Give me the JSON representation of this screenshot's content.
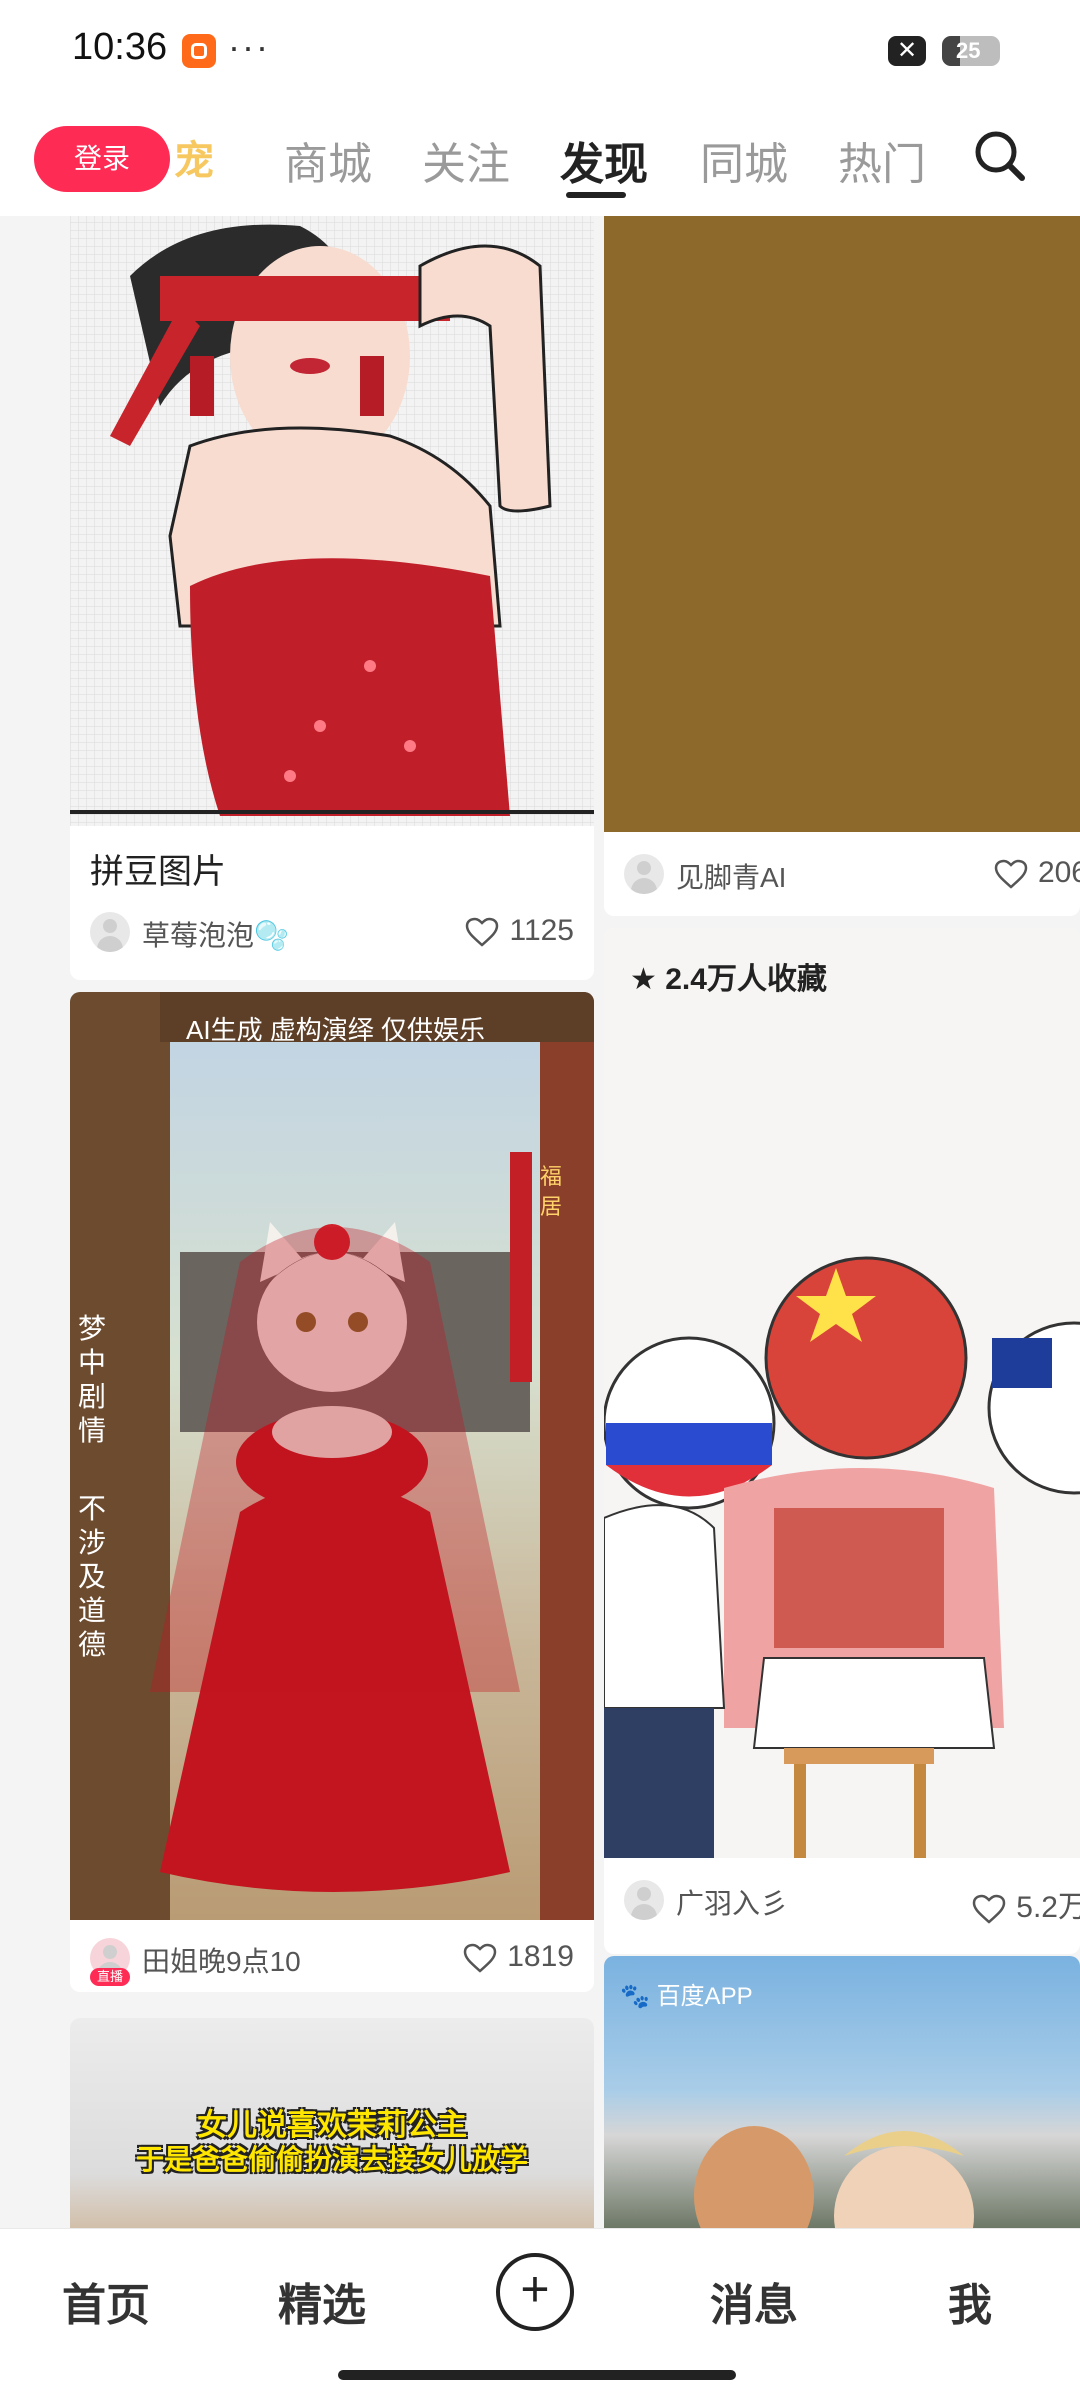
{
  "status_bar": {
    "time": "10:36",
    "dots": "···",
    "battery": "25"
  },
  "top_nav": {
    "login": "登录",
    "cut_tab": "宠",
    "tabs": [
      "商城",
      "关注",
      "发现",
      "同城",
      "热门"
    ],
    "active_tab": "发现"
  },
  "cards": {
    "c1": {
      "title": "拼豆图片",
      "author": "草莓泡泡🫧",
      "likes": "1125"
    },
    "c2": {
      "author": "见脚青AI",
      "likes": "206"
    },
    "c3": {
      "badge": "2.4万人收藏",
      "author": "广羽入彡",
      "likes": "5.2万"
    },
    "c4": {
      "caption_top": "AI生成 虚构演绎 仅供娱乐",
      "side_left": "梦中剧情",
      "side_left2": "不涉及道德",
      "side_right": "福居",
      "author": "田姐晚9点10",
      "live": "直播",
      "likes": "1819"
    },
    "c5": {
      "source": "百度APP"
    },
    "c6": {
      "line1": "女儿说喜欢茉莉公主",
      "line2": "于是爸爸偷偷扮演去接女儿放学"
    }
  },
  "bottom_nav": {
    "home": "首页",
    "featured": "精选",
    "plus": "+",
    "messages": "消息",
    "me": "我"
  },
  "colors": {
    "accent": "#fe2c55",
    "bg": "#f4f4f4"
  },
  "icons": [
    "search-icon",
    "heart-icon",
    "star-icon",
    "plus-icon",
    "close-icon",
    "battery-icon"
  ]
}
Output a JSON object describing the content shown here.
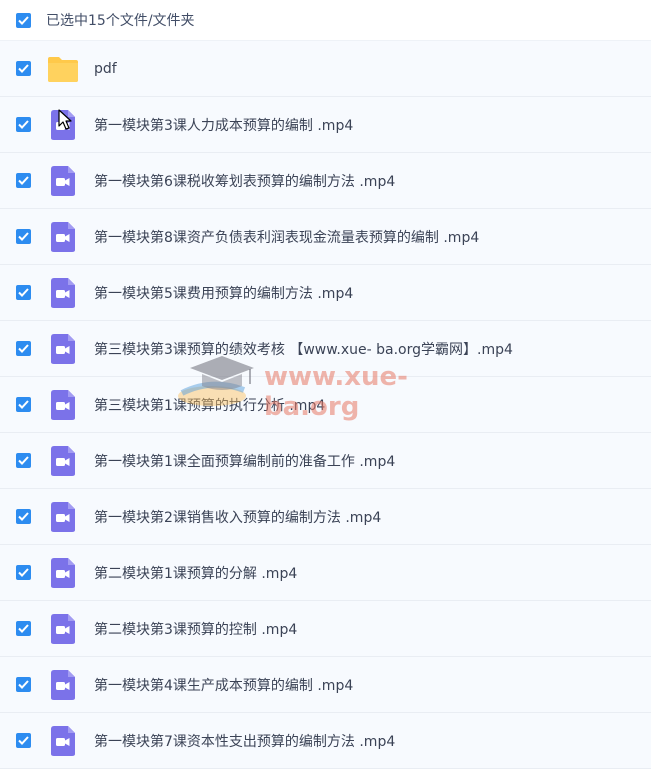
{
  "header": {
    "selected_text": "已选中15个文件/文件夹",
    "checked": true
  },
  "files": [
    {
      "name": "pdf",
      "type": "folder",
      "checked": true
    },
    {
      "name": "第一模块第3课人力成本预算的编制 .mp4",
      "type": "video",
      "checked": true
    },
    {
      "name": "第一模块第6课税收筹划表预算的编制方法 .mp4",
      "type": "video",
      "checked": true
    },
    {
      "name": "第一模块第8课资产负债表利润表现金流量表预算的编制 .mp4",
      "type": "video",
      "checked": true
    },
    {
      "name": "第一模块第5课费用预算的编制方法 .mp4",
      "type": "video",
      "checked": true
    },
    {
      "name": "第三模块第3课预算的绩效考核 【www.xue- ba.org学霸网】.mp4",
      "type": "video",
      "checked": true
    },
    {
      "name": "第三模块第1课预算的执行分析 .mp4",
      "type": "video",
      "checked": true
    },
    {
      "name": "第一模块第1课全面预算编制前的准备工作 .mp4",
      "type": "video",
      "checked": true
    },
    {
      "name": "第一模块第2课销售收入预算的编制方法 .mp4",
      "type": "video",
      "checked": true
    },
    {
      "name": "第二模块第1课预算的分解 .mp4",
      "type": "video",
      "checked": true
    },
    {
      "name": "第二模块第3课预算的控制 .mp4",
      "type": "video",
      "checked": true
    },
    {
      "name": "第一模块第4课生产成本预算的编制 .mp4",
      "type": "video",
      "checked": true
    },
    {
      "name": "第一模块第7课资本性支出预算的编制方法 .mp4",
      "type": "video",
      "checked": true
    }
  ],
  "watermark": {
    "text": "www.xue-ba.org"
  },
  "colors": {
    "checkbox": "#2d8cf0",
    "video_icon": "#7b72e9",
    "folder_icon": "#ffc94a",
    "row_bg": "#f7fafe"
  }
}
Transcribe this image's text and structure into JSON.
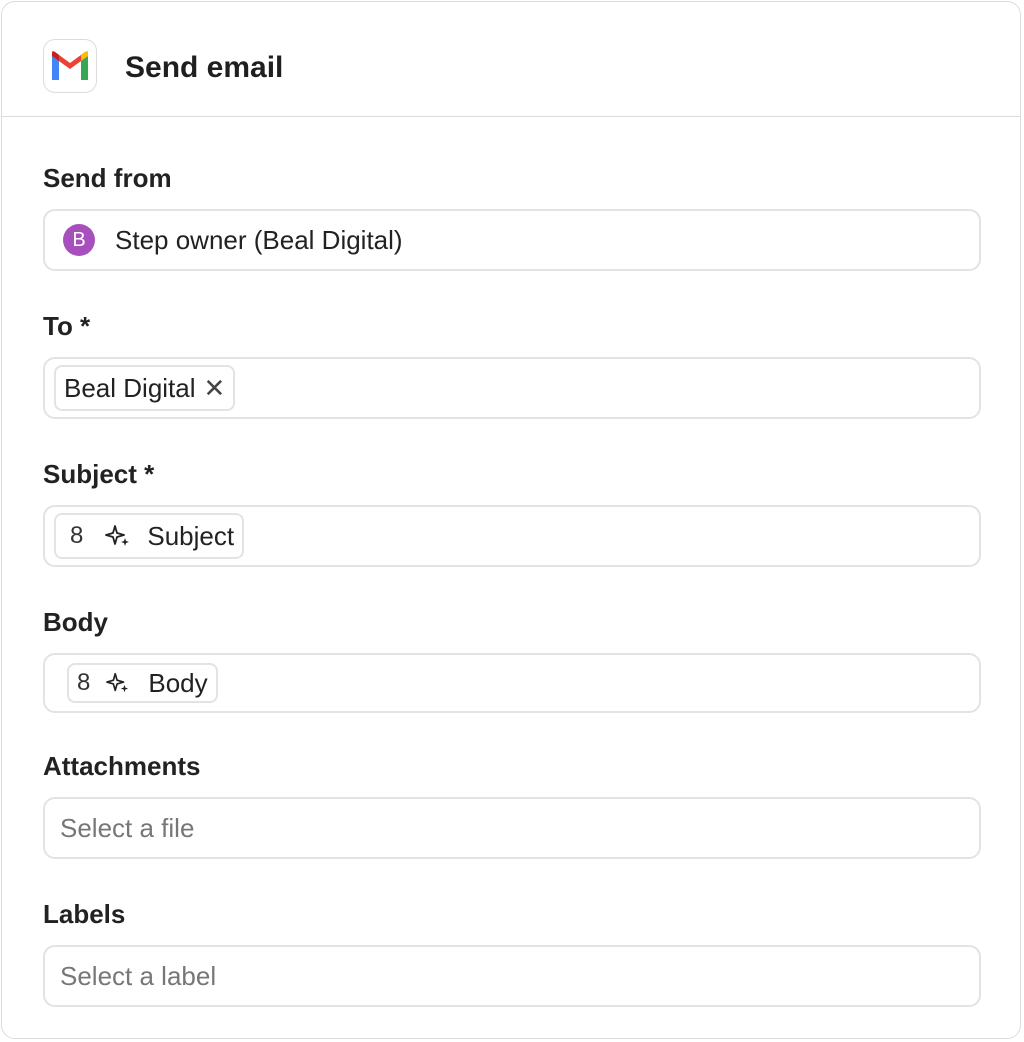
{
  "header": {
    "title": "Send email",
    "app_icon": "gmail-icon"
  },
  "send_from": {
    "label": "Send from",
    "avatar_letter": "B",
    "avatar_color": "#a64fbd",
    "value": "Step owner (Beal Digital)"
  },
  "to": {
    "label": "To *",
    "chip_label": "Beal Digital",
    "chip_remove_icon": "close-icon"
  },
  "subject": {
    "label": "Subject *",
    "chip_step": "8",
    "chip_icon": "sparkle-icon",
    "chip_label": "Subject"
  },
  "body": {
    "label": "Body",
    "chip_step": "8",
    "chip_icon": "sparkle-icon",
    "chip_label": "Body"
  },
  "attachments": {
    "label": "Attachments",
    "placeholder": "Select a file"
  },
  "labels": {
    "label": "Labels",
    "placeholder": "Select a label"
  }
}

** What needs to be done **
Above are the records. Copy exactly, and only, the lines from the line containing "Transcribe this image's" through the last one, omitting any pictures.

** Exercise answer **
Transcribe this image's text and structure into JSON.
{
  "header": {
    "title": "Send email",
    "app_icon": "gmail-icon"
  },
  "send_from": {
    "label": "Send from",
    "avatar_letter": "B",
    "avatar_color": "#a64fbd",
    "value": "Step owner (Beal Digital)"
  },
  "to": {
    "label": "To *",
    "chip_label": "Beal Digital",
    "chip_remove_icon": "close-icon"
  },
  "subject": {
    "label": "Subject *",
    "chip_step": "8",
    "chip_icon": "sparkle-icon",
    "chip_label": "Subject"
  },
  "body": {
    "label": "Body",
    "chip_step": "8",
    "chip_icon": "sparkle-icon",
    "chip_label": "Body"
  },
  "attachments": {
    "label": "Attachments",
    "placeholder": "Select a file"
  },
  "labels": {
    "label": "Labels",
    "placeholder": "Select a label"
  }
}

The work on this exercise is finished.